- TO DO -
Write each record again exactly as it stands.

- GIVEN RECORDS -

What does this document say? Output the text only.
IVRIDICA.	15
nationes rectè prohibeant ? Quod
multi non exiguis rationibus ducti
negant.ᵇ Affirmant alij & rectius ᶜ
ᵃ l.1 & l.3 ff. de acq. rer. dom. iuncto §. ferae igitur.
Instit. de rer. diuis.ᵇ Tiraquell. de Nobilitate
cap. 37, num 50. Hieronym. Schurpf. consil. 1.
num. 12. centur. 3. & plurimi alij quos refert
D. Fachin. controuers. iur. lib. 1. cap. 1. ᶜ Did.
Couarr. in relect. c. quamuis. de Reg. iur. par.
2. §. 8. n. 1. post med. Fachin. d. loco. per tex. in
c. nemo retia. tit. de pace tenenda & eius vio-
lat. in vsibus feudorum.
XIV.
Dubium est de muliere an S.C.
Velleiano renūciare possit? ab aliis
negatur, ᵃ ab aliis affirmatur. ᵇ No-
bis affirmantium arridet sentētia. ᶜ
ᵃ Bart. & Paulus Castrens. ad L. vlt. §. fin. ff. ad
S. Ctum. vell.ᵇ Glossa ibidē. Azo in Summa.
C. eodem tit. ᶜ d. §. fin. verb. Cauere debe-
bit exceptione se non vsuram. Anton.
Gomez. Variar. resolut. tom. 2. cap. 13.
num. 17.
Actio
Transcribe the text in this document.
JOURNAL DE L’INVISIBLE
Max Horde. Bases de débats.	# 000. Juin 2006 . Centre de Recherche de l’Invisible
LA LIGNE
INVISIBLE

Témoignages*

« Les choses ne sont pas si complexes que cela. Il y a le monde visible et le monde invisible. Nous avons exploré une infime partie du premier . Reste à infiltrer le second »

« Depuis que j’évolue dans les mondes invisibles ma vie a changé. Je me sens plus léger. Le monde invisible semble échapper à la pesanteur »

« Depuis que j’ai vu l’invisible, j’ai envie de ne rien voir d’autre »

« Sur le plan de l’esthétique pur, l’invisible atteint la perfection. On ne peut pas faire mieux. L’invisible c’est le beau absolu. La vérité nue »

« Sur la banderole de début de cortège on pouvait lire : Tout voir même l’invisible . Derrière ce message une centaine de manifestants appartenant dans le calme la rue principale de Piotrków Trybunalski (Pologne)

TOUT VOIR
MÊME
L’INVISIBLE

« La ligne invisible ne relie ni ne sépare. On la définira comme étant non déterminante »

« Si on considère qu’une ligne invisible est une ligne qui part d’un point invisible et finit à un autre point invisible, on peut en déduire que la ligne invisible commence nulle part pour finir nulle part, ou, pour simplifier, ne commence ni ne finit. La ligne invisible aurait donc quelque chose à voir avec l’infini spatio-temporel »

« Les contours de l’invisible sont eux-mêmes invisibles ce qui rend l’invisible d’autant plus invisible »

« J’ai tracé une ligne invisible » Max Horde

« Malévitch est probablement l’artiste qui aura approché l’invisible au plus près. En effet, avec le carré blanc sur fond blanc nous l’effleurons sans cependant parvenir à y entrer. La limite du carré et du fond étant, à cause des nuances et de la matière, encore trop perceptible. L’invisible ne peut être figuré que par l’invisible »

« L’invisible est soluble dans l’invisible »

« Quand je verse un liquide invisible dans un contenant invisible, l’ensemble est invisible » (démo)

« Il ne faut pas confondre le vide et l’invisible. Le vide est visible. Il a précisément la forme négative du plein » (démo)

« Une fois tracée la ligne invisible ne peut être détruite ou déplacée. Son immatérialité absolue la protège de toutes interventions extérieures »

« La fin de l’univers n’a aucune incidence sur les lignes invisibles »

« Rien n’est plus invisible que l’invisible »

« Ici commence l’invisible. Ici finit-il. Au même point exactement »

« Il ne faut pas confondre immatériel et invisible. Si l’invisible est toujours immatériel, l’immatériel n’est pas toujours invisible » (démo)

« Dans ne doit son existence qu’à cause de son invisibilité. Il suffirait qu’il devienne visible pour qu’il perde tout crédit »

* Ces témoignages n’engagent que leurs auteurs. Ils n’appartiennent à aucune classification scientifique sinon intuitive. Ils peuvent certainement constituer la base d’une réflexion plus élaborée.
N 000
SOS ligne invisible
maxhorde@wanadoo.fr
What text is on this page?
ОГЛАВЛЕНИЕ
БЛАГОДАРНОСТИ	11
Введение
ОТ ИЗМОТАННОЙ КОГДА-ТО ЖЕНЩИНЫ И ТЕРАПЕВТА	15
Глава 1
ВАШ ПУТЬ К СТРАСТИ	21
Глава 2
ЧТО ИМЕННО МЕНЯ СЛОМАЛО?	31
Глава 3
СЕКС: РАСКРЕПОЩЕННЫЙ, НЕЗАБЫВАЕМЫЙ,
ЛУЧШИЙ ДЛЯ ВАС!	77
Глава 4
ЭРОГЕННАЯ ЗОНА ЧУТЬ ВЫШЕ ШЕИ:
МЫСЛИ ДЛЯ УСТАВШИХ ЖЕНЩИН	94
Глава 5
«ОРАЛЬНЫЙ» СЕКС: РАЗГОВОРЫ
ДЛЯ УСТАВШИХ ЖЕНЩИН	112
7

- SOLUTION BELOW -
What does this document say? Output the text only.
IVRIDICA.	15
nationes rectè prohibeant ? Quod
multi non exiguis rationibus ducti
negant.ᵇ Affirmant alij & rectius ᶜ
ᵃ l.1 & l.3 ff. de acq. rer. dom. iuncto §. ferae igitur.
Instit. de rer. diuis.ᵇ Tiraquell. de Nobilitate
cap. 37, num 50. Hieronym. Schurpf. consil. 1.
num. 12. centur. 3. & plurimi alij quos refert
D. Fachin. controuers. iur. lib. 1. cap. 1. ᶜ Did.
Couarr. in relect. c. quamuis. de Reg. iur. par.
2. §. 8. n. 1. post med. Fachin. d. loco. per tex. in
c. nemo retia. tit. de pace tenenda & eius vio-
lat. in vsibus feudorum.
XIV.
Dubium est de muliere an S.C.
Velleiano renūciare possit? ab aliis
negatur, ᵃ ab aliis affirmatur. ᵇ No-
bis affirmantium arridet sentētia. ᶜ
ᵃ Bart. & Paulus Castrens. ad L. vlt. §. fin. ff. ad
S. Ctum. vell.ᵇ Glossa ibidē. Azo in Summa.
C. eodem tit. ᶜ d. §. fin. verb. Cauere debe-
bit exceptione se non vsuram. Anton.
Gomez. Variar. resolut. tom. 2. cap. 13.
num. 17.
Actio
Transcribe the text in this document.
JOURNAL DE L’INVISIBLE
Max Horde. Bases de débats.	# 000. Juin 2006 . Centre de Recherche de l’Invisible
LA LIGNE
INVISIBLE

Témoignages*

« Les choses ne sont pas si complexes que cela. Il y a le monde visible et le monde invisible. Nous avons exploré une infime partie du premier . Reste à infiltrer le second »

« Depuis que j’évolue dans les mondes invisibles ma vie a changé. Je me sens plus léger. Le monde invisible semble échapper à la pesanteur »

« Depuis que j’ai vu l’invisible, j’ai envie de ne rien voir d’autre »

« Sur le plan de l’esthétique pur, l’invisible atteint la perfection. On ne peut pas faire mieux. L’invisible c’est le beau absolu. La vérité nue »

« Sur la banderole de début de cortège on pouvait lire : Tout voir même l’invisible . Derrière ce message une centaine de manifestants appartenant dans le calme la rue principale de Piotrków Trybunalski (Pologne)

TOUT VOIR
MÊME
L’INVISIBLE

« La ligne invisible ne relie ni ne sépare. On la définira comme étant non déterminante »

« Si on considère qu’une ligne invisible est une ligne qui part d’un point invisible et finit à un autre point invisible, on peut en déduire que la ligne invisible commence nulle part pour finir nulle part, ou, pour simplifier, ne commence ni ne finit. La ligne invisible aurait donc quelque chose à voir avec l’infini spatio-temporel »

« Les contours de l’invisible sont eux-mêmes invisibles ce qui rend l’invisible d’autant plus invisible »

« J’ai tracé une ligne invisible » Max Horde

« Malévitch est probablement l’artiste qui aura approché l’invisible au plus près. En effet, avec le carré blanc sur fond blanc nous l’effleurons sans cependant parvenir à y entrer. La limite du carré et du fond étant, à cause des nuances et de la matière, encore trop perceptible. L’invisible ne peut être figuré que par l’invisible »

« L’invisible est soluble dans l’invisible »

« Quand je verse un liquide invisible dans un contenant invisible, l’ensemble est invisible » (démo)

« Il ne faut pas confondre le vide et l’invisible. Le vide est visible. Il a précisément la forme négative du plein » (démo)

« Une fois tracée la ligne invisible ne peut être détruite ou déplacée. Son immatérialité absolue la protège de toutes interventions extérieures »

« La fin de l’univers n’a aucune incidence sur les lignes invisibles »

« Rien n’est plus invisible que l’invisible »

« Ici commence l’invisible. Ici finit-il. Au même point exactement »

« Il ne faut pas confondre immatériel et invisible. Si l’invisible est toujours immatériel, l’immatériel n’est pas toujours invisible » (démo)

« Dans ne doit son existence qu’à cause de son invisibilité. Il suffirait qu’il devienne visible pour qu’il perde tout crédit »

* Ces témoignages n’engagent que leurs auteurs. Ils n’appartiennent à aucune classification scientifique sinon intuitive. Ils peuvent certainement constituer la base d’une réflexion plus élaborée.
N 000
SOS ligne invisible
maxhorde@wanadoo.fr
What text is on this page?
ОГЛАВЛЕНИЕ
БЛАГОДАРНОСТИ	11
Введение
ОТ ИЗМОТАННОЙ КОГДА-ТО ЖЕНЩИНЫ И ТЕРАПЕВТА	15
Глава 1
ВАШ ПУТЬ К СТРАСТИ	21
Глава 2
ЧТО ИМЕННО МЕНЯ СЛОМАЛО?	31
Глава 3
СЕКС: РАСКРЕПОЩЕННЫЙ, НЕЗАБЫВАЕМЫЙ,
ЛУЧШИЙ ДЛЯ ВАС!	77
Глава 4
ЭРОГЕННАЯ ЗОНА ЧУТЬ ВЫШЕ ШЕИ:
МЫСЛИ ДЛЯ УСТАВШИХ ЖЕНЩИН	94
Глава 5
«ОРАЛЬНЫЙ» СЕКС: РАЗГОВОРЫ
ДЛЯ УСТАВШИХ ЖЕНЩИН	112
7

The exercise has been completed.